§ RECORDS FOR THE TASK
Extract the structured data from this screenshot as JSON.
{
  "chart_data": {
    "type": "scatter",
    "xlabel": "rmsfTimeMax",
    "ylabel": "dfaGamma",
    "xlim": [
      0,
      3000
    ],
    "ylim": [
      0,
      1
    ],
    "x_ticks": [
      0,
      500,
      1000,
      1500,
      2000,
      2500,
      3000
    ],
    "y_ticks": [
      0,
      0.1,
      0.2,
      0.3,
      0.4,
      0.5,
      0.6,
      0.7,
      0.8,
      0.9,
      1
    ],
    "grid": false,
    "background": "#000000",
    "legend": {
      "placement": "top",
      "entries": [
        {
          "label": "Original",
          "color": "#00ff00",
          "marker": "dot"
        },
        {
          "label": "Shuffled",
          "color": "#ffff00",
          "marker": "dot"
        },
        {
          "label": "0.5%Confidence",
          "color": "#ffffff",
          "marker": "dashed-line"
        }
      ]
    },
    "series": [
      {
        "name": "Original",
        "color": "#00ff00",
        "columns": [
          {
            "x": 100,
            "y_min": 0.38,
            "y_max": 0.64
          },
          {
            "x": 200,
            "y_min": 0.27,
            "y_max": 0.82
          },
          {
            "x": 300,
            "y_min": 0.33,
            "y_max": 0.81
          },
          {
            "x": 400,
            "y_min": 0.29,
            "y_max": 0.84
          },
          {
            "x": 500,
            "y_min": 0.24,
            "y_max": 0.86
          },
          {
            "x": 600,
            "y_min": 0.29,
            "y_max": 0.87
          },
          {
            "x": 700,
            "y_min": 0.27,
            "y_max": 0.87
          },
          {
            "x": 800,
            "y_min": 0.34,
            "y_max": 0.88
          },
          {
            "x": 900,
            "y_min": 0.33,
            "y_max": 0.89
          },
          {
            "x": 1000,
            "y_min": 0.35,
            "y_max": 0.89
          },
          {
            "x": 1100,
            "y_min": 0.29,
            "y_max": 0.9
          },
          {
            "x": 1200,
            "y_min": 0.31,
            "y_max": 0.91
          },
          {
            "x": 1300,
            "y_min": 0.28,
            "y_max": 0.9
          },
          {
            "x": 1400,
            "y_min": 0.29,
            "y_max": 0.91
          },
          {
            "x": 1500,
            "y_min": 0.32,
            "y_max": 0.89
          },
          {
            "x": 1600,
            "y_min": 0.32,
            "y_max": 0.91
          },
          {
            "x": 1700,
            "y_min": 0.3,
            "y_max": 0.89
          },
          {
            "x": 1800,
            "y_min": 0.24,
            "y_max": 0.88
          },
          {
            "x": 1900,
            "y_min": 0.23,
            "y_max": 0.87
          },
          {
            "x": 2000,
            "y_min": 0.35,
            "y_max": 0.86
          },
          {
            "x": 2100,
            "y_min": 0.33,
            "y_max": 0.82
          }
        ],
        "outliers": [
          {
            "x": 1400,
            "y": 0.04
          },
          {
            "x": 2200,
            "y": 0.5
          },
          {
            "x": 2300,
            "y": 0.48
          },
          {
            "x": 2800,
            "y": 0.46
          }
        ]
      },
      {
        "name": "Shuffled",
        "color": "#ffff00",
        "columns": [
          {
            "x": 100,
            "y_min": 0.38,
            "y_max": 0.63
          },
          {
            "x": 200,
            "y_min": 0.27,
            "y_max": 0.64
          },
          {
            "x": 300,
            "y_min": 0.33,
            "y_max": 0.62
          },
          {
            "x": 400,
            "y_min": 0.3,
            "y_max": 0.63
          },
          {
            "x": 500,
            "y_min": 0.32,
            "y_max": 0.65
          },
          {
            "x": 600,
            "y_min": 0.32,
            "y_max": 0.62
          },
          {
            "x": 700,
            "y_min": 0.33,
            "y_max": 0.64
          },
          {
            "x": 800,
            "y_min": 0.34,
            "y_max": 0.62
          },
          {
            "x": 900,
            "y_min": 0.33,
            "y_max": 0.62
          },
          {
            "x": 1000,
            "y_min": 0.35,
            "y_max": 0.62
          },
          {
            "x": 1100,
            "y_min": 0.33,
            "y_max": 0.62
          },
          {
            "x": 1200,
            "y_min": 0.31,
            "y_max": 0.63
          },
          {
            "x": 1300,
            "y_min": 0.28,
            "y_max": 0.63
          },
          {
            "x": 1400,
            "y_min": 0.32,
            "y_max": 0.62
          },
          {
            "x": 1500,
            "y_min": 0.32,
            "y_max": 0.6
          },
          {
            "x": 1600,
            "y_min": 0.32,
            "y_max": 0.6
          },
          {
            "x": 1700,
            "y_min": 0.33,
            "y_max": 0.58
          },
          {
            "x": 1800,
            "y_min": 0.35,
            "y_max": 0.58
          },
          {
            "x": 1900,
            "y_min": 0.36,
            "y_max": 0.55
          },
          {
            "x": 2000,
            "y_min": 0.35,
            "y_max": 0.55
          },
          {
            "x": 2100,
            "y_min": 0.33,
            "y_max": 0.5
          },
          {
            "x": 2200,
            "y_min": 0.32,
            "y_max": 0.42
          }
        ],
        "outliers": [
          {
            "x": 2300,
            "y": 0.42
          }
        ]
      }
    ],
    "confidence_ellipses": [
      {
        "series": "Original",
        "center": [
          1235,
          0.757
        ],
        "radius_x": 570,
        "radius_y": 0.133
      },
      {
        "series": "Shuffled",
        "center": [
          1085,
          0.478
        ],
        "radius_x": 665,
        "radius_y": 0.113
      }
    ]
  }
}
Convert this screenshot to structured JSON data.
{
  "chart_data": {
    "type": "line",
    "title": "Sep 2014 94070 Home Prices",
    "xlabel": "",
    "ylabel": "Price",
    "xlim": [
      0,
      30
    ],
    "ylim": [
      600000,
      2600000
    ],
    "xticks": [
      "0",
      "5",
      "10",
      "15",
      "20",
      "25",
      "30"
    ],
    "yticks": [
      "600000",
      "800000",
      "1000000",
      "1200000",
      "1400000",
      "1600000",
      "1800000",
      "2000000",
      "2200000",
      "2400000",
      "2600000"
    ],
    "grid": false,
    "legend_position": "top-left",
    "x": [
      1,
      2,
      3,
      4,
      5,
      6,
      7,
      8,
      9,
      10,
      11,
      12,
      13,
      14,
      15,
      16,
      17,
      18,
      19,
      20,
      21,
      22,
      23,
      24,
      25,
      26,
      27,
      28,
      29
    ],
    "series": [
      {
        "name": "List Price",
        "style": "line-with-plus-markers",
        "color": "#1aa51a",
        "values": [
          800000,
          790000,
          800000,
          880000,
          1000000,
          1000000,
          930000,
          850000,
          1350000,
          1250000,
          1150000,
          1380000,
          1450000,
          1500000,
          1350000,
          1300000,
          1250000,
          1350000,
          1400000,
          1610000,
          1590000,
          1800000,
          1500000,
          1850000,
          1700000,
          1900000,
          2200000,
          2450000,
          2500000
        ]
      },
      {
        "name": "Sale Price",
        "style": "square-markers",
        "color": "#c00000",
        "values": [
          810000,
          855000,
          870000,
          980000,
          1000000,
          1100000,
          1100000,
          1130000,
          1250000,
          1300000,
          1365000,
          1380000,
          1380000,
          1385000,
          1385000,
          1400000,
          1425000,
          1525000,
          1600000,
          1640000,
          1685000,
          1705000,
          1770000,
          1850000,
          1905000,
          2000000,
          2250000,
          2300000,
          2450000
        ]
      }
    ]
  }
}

§ WHAT NEEDS TO BE DONE
Return each entry from the material above exactly as it appears.

§ RESPONSE
Extract the structured data from this screenshot as JSON.
{
  "chart_data": {
    "type": "scatter",
    "xlabel": "rmsfTimeMax",
    "ylabel": "dfaGamma",
    "xlim": [
      0,
      3000
    ],
    "ylim": [
      0,
      1
    ],
    "x_ticks": [
      0,
      500,
      1000,
      1500,
      2000,
      2500,
      3000
    ],
    "y_ticks": [
      0,
      0.1,
      0.2,
      0.3,
      0.4,
      0.5,
      0.6,
      0.7,
      0.8,
      0.9,
      1
    ],
    "grid": false,
    "background": "#000000",
    "legend": {
      "placement": "top",
      "entries": [
        {
          "label": "Original",
          "color": "#00ff00",
          "marker": "dot"
        },
        {
          "label": "Shuffled",
          "color": "#ffff00",
          "marker": "dot"
        },
        {
          "label": "0.5%Confidence",
          "color": "#ffffff",
          "marker": "dashed-line"
        }
      ]
    },
    "series": [
      {
        "name": "Original",
        "color": "#00ff00",
        "columns": [
          {
            "x": 100,
            "y_min": 0.38,
            "y_max": 0.64
          },
          {
            "x": 200,
            "y_min": 0.27,
            "y_max": 0.82
          },
          {
            "x": 300,
            "y_min": 0.33,
            "y_max": 0.81
          },
          {
            "x": 400,
            "y_min": 0.29,
            "y_max": 0.84
          },
          {
            "x": 500,
            "y_min": 0.24,
            "y_max": 0.86
          },
          {
            "x": 600,
            "y_min": 0.29,
            "y_max": 0.87
          },
          {
            "x": 700,
            "y_min": 0.27,
            "y_max": 0.87
          },
          {
            "x": 800,
            "y_min": 0.34,
            "y_max": 0.88
          },
          {
            "x": 900,
            "y_min": 0.33,
            "y_max": 0.89
          },
          {
            "x": 1000,
            "y_min": 0.35,
            "y_max": 0.89
          },
          {
            "x": 1100,
            "y_min": 0.29,
            "y_max": 0.9
          },
          {
            "x": 1200,
            "y_min": 0.31,
            "y_max": 0.91
          },
          {
            "x": 1300,
            "y_min": 0.28,
            "y_max": 0.9
          },
          {
            "x": 1400,
            "y_min": 0.29,
            "y_max": 0.91
          },
          {
            "x": 1500,
            "y_min": 0.32,
            "y_max": 0.89
          },
          {
            "x": 1600,
            "y_min": 0.32,
            "y_max": 0.91
          },
          {
            "x": 1700,
            "y_min": 0.3,
            "y_max": 0.89
          },
          {
            "x": 1800,
            "y_min": 0.24,
            "y_max": 0.88
          },
          {
            "x": 1900,
            "y_min": 0.23,
            "y_max": 0.87
          },
          {
            "x": 2000,
            "y_min": 0.35,
            "y_max": 0.86
          },
          {
            "x": 2100,
            "y_min": 0.33,
            "y_max": 0.82
          }
        ],
        "outliers": [
          {
            "x": 1400,
            "y": 0.04
          },
          {
            "x": 2200,
            "y": 0.5
          },
          {
            "x": 2300,
            "y": 0.48
          },
          {
            "x": 2800,
            "y": 0.46
          }
        ]
      },
      {
        "name": "Shuffled",
        "color": "#ffff00",
        "columns": [
          {
            "x": 100,
            "y_min": 0.38,
            "y_max": 0.63
          },
          {
            "x": 200,
            "y_min": 0.27,
            "y_max": 0.64
          },
          {
            "x": 300,
            "y_min": 0.33,
            "y_max": 0.62
          },
          {
            "x": 400,
            "y_min": 0.3,
            "y_max": 0.63
          },
          {
            "x": 500,
            "y_min": 0.32,
            "y_max": 0.65
          },
          {
            "x": 600,
            "y_min": 0.32,
            "y_max": 0.62
          },
          {
            "x": 700,
            "y_min": 0.33,
            "y_max": 0.64
          },
          {
            "x": 800,
            "y_min": 0.34,
            "y_max": 0.62
          },
          {
            "x": 900,
            "y_min": 0.33,
            "y_max": 0.62
          },
          {
            "x": 1000,
            "y_min": 0.35,
            "y_max": 0.62
          },
          {
            "x": 1100,
            "y_min": 0.33,
            "y_max": 0.62
          },
          {
            "x": 1200,
            "y_min": 0.31,
            "y_max": 0.63
          },
          {
            "x": 1300,
            "y_min": 0.28,
            "y_max": 0.63
          },
          {
            "x": 1400,
            "y_min": 0.32,
            "y_max": 0.62
          },
          {
            "x": 1500,
            "y_min": 0.32,
            "y_max": 0.6
          },
          {
            "x": 1600,
            "y_min": 0.32,
            "y_max": 0.6
          },
          {
            "x": 1700,
            "y_min": 0.33,
            "y_max": 0.58
          },
          {
            "x": 1800,
            "y_min": 0.35,
            "y_max": 0.58
          },
          {
            "x": 1900,
            "y_min": 0.36,
            "y_max": 0.55
          },
          {
            "x": 2000,
            "y_min": 0.35,
            "y_max": 0.55
          },
          {
            "x": 2100,
            "y_min": 0.33,
            "y_max": 0.5
          },
          {
            "x": 2200,
            "y_min": 0.32,
            "y_max": 0.42
          }
        ],
        "outliers": [
          {
            "x": 2300,
            "y": 0.42
          }
        ]
      }
    ],
    "confidence_ellipses": [
      {
        "series": "Original",
        "center": [
          1235,
          0.757
        ],
        "radius_x": 570,
        "radius_y": 0.133
      },
      {
        "series": "Shuffled",
        "center": [
          1085,
          0.478
        ],
        "radius_x": 665,
        "radius_y": 0.113
      }
    ]
  }
}
Convert this screenshot to structured JSON data.
{
  "chart_data": {
    "type": "line",
    "title": "Sep 2014 94070 Home Prices",
    "xlabel": "",
    "ylabel": "Price",
    "xlim": [
      0,
      30
    ],
    "ylim": [
      600000,
      2600000
    ],
    "xticks": [
      "0",
      "5",
      "10",
      "15",
      "20",
      "25",
      "30"
    ],
    "yticks": [
      "600000",
      "800000",
      "1000000",
      "1200000",
      "1400000",
      "1600000",
      "1800000",
      "2000000",
      "2200000",
      "2400000",
      "2600000"
    ],
    "grid": false,
    "legend_position": "top-left",
    "x": [
      1,
      2,
      3,
      4,
      5,
      6,
      7,
      8,
      9,
      10,
      11,
      12,
      13,
      14,
      15,
      16,
      17,
      18,
      19,
      20,
      21,
      22,
      23,
      24,
      25,
      26,
      27,
      28,
      29
    ],
    "series": [
      {
        "name": "List Price",
        "style": "line-with-plus-markers",
        "color": "#1aa51a",
        "values": [
          800000,
          790000,
          800000,
          880000,
          1000000,
          1000000,
          930000,
          850000,
          1350000,
          1250000,
          1150000,
          1380000,
          1450000,
          1500000,
          1350000,
          1300000,
          1250000,
          1350000,
          1400000,
          1610000,
          1590000,
          1800000,
          1500000,
          1850000,
          1700000,
          1900000,
          2200000,
          2450000,
          2500000
        ]
      },
      {
        "name": "Sale Price",
        "style": "square-markers",
        "color": "#c00000",
        "values": [
          810000,
          855000,
          870000,
          980000,
          1000000,
          1100000,
          1100000,
          1130000,
          1250000,
          1300000,
          1365000,
          1380000,
          1380000,
          1385000,
          1385000,
          1400000,
          1425000,
          1525000,
          1600000,
          1640000,
          1685000,
          1705000,
          1770000,
          1850000,
          1905000,
          2000000,
          2250000,
          2300000,
          2450000
        ]
      }
    ]
  }
}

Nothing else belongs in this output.